What to work on
Go through the listing and return every line with "from" in it.

Figure content listings
--------------------

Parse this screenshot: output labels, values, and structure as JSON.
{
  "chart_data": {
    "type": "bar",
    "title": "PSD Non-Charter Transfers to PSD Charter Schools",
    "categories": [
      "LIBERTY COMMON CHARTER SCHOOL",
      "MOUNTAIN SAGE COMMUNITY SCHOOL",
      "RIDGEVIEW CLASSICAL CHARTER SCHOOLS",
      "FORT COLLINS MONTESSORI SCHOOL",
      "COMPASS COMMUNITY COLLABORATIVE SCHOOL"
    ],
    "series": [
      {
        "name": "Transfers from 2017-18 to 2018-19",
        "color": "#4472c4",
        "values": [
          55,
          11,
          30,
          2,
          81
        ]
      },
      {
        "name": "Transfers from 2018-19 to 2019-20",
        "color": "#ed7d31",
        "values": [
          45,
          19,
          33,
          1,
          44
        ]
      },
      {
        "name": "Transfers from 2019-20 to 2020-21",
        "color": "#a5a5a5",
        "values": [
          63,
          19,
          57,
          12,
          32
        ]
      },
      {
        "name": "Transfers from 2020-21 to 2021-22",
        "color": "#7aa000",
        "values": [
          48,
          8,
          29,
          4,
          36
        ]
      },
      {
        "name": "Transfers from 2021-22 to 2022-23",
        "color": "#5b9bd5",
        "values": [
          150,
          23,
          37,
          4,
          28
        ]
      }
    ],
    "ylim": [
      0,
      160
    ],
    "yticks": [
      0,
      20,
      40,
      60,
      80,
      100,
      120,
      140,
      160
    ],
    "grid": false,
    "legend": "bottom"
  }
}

--------------------

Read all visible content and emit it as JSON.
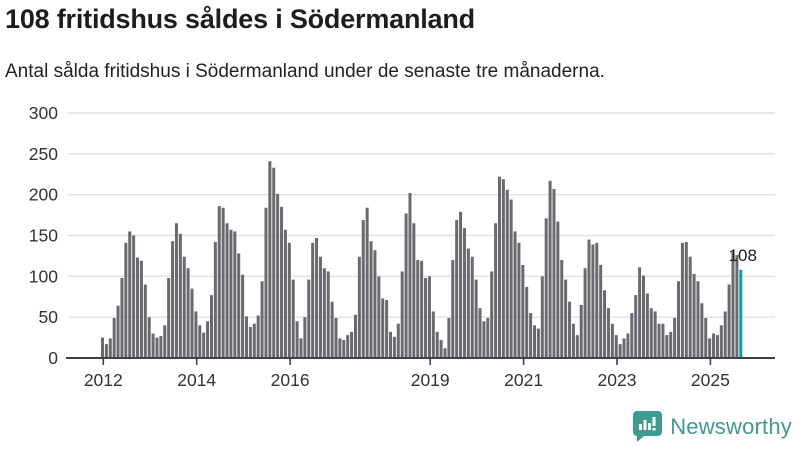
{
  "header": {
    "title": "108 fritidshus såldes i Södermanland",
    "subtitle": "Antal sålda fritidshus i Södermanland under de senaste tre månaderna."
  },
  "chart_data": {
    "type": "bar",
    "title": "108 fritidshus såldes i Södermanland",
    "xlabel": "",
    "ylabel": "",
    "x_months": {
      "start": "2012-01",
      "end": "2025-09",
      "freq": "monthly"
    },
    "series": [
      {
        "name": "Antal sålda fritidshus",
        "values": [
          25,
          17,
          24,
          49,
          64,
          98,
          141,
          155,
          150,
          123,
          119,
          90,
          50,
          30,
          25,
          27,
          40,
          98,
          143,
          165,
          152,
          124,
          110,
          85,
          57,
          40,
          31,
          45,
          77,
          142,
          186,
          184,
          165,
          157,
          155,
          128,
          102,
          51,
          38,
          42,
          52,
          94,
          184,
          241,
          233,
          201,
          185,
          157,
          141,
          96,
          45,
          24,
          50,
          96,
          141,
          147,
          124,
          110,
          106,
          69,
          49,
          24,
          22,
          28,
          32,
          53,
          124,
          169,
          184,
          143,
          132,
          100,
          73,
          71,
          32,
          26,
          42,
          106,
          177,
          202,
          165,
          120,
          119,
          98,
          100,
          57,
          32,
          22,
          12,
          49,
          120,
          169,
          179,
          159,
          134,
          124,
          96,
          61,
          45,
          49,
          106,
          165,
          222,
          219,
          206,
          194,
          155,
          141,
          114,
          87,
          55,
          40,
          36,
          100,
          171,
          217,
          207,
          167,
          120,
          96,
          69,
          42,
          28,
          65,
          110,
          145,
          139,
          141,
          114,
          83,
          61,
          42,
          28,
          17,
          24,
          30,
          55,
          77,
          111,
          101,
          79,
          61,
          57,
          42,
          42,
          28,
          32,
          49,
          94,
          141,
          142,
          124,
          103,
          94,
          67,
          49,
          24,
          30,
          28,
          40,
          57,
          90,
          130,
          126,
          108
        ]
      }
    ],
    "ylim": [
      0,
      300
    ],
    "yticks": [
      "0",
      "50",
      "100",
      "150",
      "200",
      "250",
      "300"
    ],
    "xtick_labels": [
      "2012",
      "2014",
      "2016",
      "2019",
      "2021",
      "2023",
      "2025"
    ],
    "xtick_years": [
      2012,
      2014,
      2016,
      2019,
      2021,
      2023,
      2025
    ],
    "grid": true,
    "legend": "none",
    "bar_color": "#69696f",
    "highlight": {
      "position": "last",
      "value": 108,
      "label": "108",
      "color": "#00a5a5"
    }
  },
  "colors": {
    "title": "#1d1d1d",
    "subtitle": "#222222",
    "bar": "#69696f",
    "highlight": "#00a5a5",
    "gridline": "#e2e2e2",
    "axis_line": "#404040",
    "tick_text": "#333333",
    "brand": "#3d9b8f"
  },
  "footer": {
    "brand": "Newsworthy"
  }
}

--------------------

Finished exercise
        "name": "Transfers from 2017-18 to 2018-19",
        "name": "Transfers from 2018-19 to 2019-20",
        "name": "Transfers from 2019-20 to 2020-21",
        "name": "Transfers from 2020-21 to 2021-22",
        "name": "Transfers from 2021-22 to 2022-23",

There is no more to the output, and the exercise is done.